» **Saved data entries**
• • • • • • •
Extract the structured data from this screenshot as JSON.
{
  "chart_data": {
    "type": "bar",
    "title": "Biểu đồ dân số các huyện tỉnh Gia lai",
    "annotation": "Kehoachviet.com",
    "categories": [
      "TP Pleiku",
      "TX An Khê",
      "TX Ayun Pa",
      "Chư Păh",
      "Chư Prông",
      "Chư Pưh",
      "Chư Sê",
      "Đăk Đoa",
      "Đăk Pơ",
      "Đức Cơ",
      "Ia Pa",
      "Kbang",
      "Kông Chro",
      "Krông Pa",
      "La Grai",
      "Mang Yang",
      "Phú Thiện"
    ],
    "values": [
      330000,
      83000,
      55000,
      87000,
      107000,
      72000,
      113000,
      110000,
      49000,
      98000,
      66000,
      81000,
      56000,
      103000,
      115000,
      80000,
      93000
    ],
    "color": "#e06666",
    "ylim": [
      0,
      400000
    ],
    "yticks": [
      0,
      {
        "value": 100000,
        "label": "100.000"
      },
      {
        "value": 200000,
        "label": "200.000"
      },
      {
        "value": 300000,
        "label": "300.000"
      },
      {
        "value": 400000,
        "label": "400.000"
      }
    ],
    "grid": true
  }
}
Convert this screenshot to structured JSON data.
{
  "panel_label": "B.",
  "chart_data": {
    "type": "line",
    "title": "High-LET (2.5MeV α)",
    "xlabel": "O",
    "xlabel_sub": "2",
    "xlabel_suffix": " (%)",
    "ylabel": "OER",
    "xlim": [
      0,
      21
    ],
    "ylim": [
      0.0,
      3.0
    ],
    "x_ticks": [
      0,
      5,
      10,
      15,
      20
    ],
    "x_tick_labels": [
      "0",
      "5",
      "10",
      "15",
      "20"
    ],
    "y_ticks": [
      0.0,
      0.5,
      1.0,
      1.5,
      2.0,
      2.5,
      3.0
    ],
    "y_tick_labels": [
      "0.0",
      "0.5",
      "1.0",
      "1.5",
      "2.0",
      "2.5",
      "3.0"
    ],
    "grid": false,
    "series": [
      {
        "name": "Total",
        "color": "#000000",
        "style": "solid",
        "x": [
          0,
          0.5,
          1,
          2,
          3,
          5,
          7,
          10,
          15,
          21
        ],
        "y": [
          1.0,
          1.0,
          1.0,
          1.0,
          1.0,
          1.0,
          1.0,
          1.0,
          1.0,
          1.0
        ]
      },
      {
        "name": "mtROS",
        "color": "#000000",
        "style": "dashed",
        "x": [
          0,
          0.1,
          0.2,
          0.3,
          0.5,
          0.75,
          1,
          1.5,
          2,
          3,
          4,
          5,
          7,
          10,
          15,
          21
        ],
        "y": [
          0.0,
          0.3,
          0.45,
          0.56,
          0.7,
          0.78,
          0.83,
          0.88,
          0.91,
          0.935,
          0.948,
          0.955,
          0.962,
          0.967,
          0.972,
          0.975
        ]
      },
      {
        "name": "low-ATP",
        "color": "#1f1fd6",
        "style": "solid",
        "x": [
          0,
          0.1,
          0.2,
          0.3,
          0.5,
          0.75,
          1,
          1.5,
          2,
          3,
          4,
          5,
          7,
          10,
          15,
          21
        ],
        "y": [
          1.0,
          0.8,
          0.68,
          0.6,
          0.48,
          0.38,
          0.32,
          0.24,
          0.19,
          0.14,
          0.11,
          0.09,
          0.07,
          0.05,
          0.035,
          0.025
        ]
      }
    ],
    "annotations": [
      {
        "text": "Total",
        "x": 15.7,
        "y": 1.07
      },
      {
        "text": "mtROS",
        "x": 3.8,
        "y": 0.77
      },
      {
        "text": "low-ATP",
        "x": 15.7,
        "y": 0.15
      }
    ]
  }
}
• • • • • • •
» **TASK DESCRIPTION**
The records above must be repeated exactly, every one of them.

» **CORRECT RESULT**
Extract the structured data from this screenshot as JSON.
{
  "chart_data": {
    "type": "bar",
    "title": "Biểu đồ dân số các huyện tỉnh Gia lai",
    "annotation": "Kehoachviet.com",
    "categories": [
      "TP Pleiku",
      "TX An Khê",
      "TX Ayun Pa",
      "Chư Păh",
      "Chư Prông",
      "Chư Pưh",
      "Chư Sê",
      "Đăk Đoa",
      "Đăk Pơ",
      "Đức Cơ",
      "Ia Pa",
      "Kbang",
      "Kông Chro",
      "Krông Pa",
      "La Grai",
      "Mang Yang",
      "Phú Thiện"
    ],
    "values": [
      330000,
      83000,
      55000,
      87000,
      107000,
      72000,
      113000,
      110000,
      49000,
      98000,
      66000,
      81000,
      56000,
      103000,
      115000,
      80000,
      93000
    ],
    "color": "#e06666",
    "ylim": [
      0,
      400000
    ],
    "yticks": [
      0,
      {
        "value": 100000,
        "label": "100.000"
      },
      {
        "value": 200000,
        "label": "200.000"
      },
      {
        "value": 300000,
        "label": "300.000"
      },
      {
        "value": 400000,
        "label": "400.000"
      }
    ],
    "grid": true
  }
}
Convert this screenshot to structured JSON data.
{
  "panel_label": "B.",
  "chart_data": {
    "type": "line",
    "title": "High-LET (2.5MeV α)",
    "xlabel": "O",
    "xlabel_sub": "2",
    "xlabel_suffix": " (%)",
    "ylabel": "OER",
    "xlim": [
      0,
      21
    ],
    "ylim": [
      0.0,
      3.0
    ],
    "x_ticks": [
      0,
      5,
      10,
      15,
      20
    ],
    "x_tick_labels": [
      "0",
      "5",
      "10",
      "15",
      "20"
    ],
    "y_ticks": [
      0.0,
      0.5,
      1.0,
      1.5,
      2.0,
      2.5,
      3.0
    ],
    "y_tick_labels": [
      "0.0",
      "0.5",
      "1.0",
      "1.5",
      "2.0",
      "2.5",
      "3.0"
    ],
    "grid": false,
    "series": [
      {
        "name": "Total",
        "color": "#000000",
        "style": "solid",
        "x": [
          0,
          0.5,
          1,
          2,
          3,
          5,
          7,
          10,
          15,
          21
        ],
        "y": [
          1.0,
          1.0,
          1.0,
          1.0,
          1.0,
          1.0,
          1.0,
          1.0,
          1.0,
          1.0
        ]
      },
      {
        "name": "mtROS",
        "color": "#000000",
        "style": "dashed",
        "x": [
          0,
          0.1,
          0.2,
          0.3,
          0.5,
          0.75,
          1,
          1.5,
          2,
          3,
          4,
          5,
          7,
          10,
          15,
          21
        ],
        "y": [
          0.0,
          0.3,
          0.45,
          0.56,
          0.7,
          0.78,
          0.83,
          0.88,
          0.91,
          0.935,
          0.948,
          0.955,
          0.962,
          0.967,
          0.972,
          0.975
        ]
      },
      {
        "name": "low-ATP",
        "color": "#1f1fd6",
        "style": "solid",
        "x": [
          0,
          0.1,
          0.2,
          0.3,
          0.5,
          0.75,
          1,
          1.5,
          2,
          3,
          4,
          5,
          7,
          10,
          15,
          21
        ],
        "y": [
          1.0,
          0.8,
          0.68,
          0.6,
          0.48,
          0.38,
          0.32,
          0.24,
          0.19,
          0.14,
          0.11,
          0.09,
          0.07,
          0.05,
          0.035,
          0.025
        ]
      }
    ],
    "annotations": [
      {
        "text": "Total",
        "x": 15.7,
        "y": 1.07
      },
      {
        "text": "mtROS",
        "x": 3.8,
        "y": 0.77
      },
      {
        "text": "low-ATP",
        "x": 15.7,
        "y": 0.15
      }
    ]
  }
}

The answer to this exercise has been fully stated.